**Problem statement**
Quote all of the data below exactly, please.

**Extracted material**

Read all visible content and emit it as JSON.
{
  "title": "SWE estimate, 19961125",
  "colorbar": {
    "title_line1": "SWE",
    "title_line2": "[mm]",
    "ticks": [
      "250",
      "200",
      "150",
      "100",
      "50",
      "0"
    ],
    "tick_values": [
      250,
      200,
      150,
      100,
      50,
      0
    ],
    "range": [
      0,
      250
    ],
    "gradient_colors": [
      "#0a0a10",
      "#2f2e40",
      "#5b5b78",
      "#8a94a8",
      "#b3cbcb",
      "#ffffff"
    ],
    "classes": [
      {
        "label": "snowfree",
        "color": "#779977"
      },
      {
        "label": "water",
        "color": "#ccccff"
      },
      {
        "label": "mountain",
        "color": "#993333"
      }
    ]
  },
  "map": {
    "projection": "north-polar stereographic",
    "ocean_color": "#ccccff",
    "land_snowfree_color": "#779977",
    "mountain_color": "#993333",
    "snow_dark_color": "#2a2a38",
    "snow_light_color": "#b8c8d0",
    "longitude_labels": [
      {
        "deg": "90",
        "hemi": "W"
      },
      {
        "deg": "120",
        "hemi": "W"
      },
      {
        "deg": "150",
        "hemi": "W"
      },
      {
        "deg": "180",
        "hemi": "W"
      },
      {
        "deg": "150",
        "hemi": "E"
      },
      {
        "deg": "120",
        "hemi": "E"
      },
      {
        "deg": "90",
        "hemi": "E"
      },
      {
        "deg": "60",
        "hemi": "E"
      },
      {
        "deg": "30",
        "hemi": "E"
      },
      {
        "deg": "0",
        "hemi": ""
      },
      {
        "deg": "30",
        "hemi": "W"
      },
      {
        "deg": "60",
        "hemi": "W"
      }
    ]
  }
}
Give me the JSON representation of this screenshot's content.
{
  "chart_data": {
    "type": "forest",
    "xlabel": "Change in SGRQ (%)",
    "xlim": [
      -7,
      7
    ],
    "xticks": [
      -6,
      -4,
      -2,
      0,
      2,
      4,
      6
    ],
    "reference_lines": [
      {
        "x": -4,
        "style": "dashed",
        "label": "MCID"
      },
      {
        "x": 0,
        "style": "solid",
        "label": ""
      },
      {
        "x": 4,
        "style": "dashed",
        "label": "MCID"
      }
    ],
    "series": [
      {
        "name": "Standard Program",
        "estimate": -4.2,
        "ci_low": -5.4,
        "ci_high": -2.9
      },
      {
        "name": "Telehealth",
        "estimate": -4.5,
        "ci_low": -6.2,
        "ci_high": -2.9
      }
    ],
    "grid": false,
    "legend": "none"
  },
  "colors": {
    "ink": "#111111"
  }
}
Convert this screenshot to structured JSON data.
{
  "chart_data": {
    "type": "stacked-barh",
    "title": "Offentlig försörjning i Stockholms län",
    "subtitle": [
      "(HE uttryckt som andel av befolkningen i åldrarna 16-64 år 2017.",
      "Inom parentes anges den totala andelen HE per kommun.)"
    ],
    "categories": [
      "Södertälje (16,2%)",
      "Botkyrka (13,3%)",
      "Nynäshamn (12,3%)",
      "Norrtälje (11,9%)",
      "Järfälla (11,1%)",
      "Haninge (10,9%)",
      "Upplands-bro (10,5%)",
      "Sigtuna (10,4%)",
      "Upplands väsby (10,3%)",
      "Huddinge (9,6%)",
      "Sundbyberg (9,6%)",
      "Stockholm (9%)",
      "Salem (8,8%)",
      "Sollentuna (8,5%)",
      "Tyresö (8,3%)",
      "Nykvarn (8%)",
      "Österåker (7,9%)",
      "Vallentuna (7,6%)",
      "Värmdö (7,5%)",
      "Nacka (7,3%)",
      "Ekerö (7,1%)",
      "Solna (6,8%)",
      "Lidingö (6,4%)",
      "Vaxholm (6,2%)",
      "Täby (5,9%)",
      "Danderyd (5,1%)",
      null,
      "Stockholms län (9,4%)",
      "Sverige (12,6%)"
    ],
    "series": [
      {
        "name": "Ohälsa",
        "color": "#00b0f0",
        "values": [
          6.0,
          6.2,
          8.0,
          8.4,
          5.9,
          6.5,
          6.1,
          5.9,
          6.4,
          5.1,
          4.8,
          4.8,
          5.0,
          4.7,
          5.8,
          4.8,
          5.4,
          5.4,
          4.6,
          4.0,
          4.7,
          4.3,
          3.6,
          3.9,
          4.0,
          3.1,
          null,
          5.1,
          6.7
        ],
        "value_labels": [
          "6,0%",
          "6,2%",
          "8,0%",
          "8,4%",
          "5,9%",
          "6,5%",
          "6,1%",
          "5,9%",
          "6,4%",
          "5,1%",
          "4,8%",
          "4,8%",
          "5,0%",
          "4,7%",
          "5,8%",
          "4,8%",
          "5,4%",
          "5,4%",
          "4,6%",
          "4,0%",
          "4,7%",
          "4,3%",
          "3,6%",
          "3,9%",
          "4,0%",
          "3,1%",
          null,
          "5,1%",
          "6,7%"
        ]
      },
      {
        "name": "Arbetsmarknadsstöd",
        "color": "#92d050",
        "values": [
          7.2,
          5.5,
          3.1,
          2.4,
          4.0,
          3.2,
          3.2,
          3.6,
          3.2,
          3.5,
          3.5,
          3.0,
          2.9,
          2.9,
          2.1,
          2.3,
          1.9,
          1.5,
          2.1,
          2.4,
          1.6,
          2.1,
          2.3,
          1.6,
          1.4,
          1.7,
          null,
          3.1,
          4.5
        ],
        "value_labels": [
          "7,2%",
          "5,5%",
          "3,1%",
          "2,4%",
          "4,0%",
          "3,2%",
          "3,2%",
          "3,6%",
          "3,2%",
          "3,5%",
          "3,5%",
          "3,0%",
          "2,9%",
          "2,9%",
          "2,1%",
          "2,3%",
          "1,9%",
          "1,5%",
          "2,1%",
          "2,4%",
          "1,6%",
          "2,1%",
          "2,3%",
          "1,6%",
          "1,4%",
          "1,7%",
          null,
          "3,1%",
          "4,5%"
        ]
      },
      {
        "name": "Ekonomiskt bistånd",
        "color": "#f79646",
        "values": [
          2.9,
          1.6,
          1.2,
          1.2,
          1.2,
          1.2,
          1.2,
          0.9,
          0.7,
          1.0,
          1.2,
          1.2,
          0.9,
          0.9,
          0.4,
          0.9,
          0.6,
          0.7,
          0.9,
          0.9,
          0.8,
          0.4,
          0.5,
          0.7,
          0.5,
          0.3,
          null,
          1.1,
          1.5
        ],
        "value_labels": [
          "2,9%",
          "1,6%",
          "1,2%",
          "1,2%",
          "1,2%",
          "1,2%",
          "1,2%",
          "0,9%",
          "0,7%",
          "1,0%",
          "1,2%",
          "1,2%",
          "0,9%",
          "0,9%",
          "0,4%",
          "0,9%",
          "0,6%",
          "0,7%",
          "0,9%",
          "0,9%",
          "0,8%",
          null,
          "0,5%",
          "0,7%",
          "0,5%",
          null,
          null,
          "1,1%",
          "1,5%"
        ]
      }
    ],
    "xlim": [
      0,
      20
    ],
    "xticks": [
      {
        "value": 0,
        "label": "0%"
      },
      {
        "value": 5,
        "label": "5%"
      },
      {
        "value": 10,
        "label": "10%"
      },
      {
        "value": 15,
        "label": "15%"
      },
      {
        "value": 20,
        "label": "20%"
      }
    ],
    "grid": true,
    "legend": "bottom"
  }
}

**Answer to the task**
Read all visible content and emit it as JSON.
{
  "title": "SWE estimate, 19961125",
  "colorbar": {
    "title_line1": "SWE",
    "title_line2": "[mm]",
    "ticks": [
      "250",
      "200",
      "150",
      "100",
      "50",
      "0"
    ],
    "tick_values": [
      250,
      200,
      150,
      100,
      50,
      0
    ],
    "range": [
      0,
      250
    ],
    "gradient_colors": [
      "#0a0a10",
      "#2f2e40",
      "#5b5b78",
      "#8a94a8",
      "#b3cbcb",
      "#ffffff"
    ],
    "classes": [
      {
        "label": "snowfree",
        "color": "#779977"
      },
      {
        "label": "water",
        "color": "#ccccff"
      },
      {
        "label": "mountain",
        "color": "#993333"
      }
    ]
  },
  "map": {
    "projection": "north-polar stereographic",
    "ocean_color": "#ccccff",
    "land_snowfree_color": "#779977",
    "mountain_color": "#993333",
    "snow_dark_color": "#2a2a38",
    "snow_light_color": "#b8c8d0",
    "longitude_labels": [
      {
        "deg": "90",
        "hemi": "W"
      },
      {
        "deg": "120",
        "hemi": "W"
      },
      {
        "deg": "150",
        "hemi": "W"
      },
      {
        "deg": "180",
        "hemi": "W"
      },
      {
        "deg": "150",
        "hemi": "E"
      },
      {
        "deg": "120",
        "hemi": "E"
      },
      {
        "deg": "90",
        "hemi": "E"
      },
      {
        "deg": "60",
        "hemi": "E"
      },
      {
        "deg": "30",
        "hemi": "E"
      },
      {
        "deg": "0",
        "hemi": ""
      },
      {
        "deg": "30",
        "hemi": "W"
      },
      {
        "deg": "60",
        "hemi": "W"
      }
    ]
  }
}
Give me the JSON representation of this screenshot's content.
{
  "chart_data": {
    "type": "forest",
    "xlabel": "Change in SGRQ (%)",
    "xlim": [
      -7,
      7
    ],
    "xticks": [
      -6,
      -4,
      -2,
      0,
      2,
      4,
      6
    ],
    "reference_lines": [
      {
        "x": -4,
        "style": "dashed",
        "label": "MCID"
      },
      {
        "x": 0,
        "style": "solid",
        "label": ""
      },
      {
        "x": 4,
        "style": "dashed",
        "label": "MCID"
      }
    ],
    "series": [
      {
        "name": "Standard Program",
        "estimate": -4.2,
        "ci_low": -5.4,
        "ci_high": -2.9
      },
      {
        "name": "Telehealth",
        "estimate": -4.5,
        "ci_low": -6.2,
        "ci_high": -2.9
      }
    ],
    "grid": false,
    "legend": "none"
  },
  "colors": {
    "ink": "#111111"
  }
}
Convert this screenshot to structured JSON data.
{
  "chart_data": {
    "type": "stacked-barh",
    "title": "Offentlig försörjning i Stockholms län",
    "subtitle": [
      "(HE uttryckt som andel av befolkningen i åldrarna 16-64 år 2017.",
      "Inom parentes anges den totala andelen HE per kommun.)"
    ],
    "categories": [
      "Södertälje (16,2%)",
      "Botkyrka (13,3%)",
      "Nynäshamn (12,3%)",
      "Norrtälje (11,9%)",
      "Järfälla (11,1%)",
      "Haninge (10,9%)",
      "Upplands-bro (10,5%)",
      "Sigtuna (10,4%)",
      "Upplands väsby (10,3%)",
      "Huddinge (9,6%)",
      "Sundbyberg (9,6%)",
      "Stockholm (9%)",
      "Salem (8,8%)",
      "Sollentuna (8,5%)",
      "Tyresö (8,3%)",
      "Nykvarn (8%)",
      "Österåker (7,9%)",
      "Vallentuna (7,6%)",
      "Värmdö (7,5%)",
      "Nacka (7,3%)",
      "Ekerö (7,1%)",
      "Solna (6,8%)",
      "Lidingö (6,4%)",
      "Vaxholm (6,2%)",
      "Täby (5,9%)",
      "Danderyd (5,1%)",
      null,
      "Stockholms län (9,4%)",
      "Sverige (12,6%)"
    ],
    "series": [
      {
        "name": "Ohälsa",
        "color": "#00b0f0",
        "values": [
          6.0,
          6.2,
          8.0,
          8.4,
          5.9,
          6.5,
          6.1,
          5.9,
          6.4,
          5.1,
          4.8,
          4.8,
          5.0,
          4.7,
          5.8,
          4.8,
          5.4,
          5.4,
          4.6,
          4.0,
          4.7,
          4.3,
          3.6,
          3.9,
          4.0,
          3.1,
          null,
          5.1,
          6.7
        ],
        "value_labels": [
          "6,0%",
          "6,2%",
          "8,0%",
          "8,4%",
          "5,9%",
          "6,5%",
          "6,1%",
          "5,9%",
          "6,4%",
          "5,1%",
          "4,8%",
          "4,8%",
          "5,0%",
          "4,7%",
          "5,8%",
          "4,8%",
          "5,4%",
          "5,4%",
          "4,6%",
          "4,0%",
          "4,7%",
          "4,3%",
          "3,6%",
          "3,9%",
          "4,0%",
          "3,1%",
          null,
          "5,1%",
          "6,7%"
        ]
      },
      {
        "name": "Arbetsmarknadsstöd",
        "color": "#92d050",
        "values": [
          7.2,
          5.5,
          3.1,
          2.4,
          4.0,
          3.2,
          3.2,
          3.6,
          3.2,
          3.5,
          3.5,
          3.0,
          2.9,
          2.9,
          2.1,
          2.3,
          1.9,
          1.5,
          2.1,
          2.4,
          1.6,
          2.1,
          2.3,
          1.6,
          1.4,
          1.7,
          null,
          3.1,
          4.5
        ],
        "value_labels": [
          "7,2%",
          "5,5%",
          "3,1%",
          "2,4%",
          "4,0%",
          "3,2%",
          "3,2%",
          "3,6%",
          "3,2%",
          "3,5%",
          "3,5%",
          "3,0%",
          "2,9%",
          "2,9%",
          "2,1%",
          "2,3%",
          "1,9%",
          "1,5%",
          "2,1%",
          "2,4%",
          "1,6%",
          "2,1%",
          "2,3%",
          "1,6%",
          "1,4%",
          "1,7%",
          null,
          "3,1%",
          "4,5%"
        ]
      },
      {
        "name": "Ekonomiskt bistånd",
        "color": "#f79646",
        "values": [
          2.9,
          1.6,
          1.2,
          1.2,
          1.2,
          1.2,
          1.2,
          0.9,
          0.7,
          1.0,
          1.2,
          1.2,
          0.9,
          0.9,
          0.4,
          0.9,
          0.6,
          0.7,
          0.9,
          0.9,
          0.8,
          0.4,
          0.5,
          0.7,
          0.5,
          0.3,
          null,
          1.1,
          1.5
        ],
        "value_labels": [
          "2,9%",
          "1,6%",
          "1,2%",
          "1,2%",
          "1,2%",
          "1,2%",
          "1,2%",
          "0,9%",
          "0,7%",
          "1,0%",
          "1,2%",
          "1,2%",
          "0,9%",
          "0,9%",
          "0,4%",
          "0,9%",
          "0,6%",
          "0,7%",
          "0,9%",
          "0,9%",
          "0,8%",
          null,
          "0,5%",
          "0,7%",
          "0,5%",
          null,
          null,
          "1,1%",
          "1,5%"
        ]
      }
    ],
    "xlim": [
      0,
      20
    ],
    "xticks": [
      {
        "value": 0,
        "label": "0%"
      },
      {
        "value": 5,
        "label": "5%"
      },
      {
        "value": 10,
        "label": "10%"
      },
      {
        "value": 15,
        "label": "15%"
      },
      {
        "value": 20,
        "label": "20%"
      }
    ],
    "grid": true,
    "legend": "bottom"
  }
}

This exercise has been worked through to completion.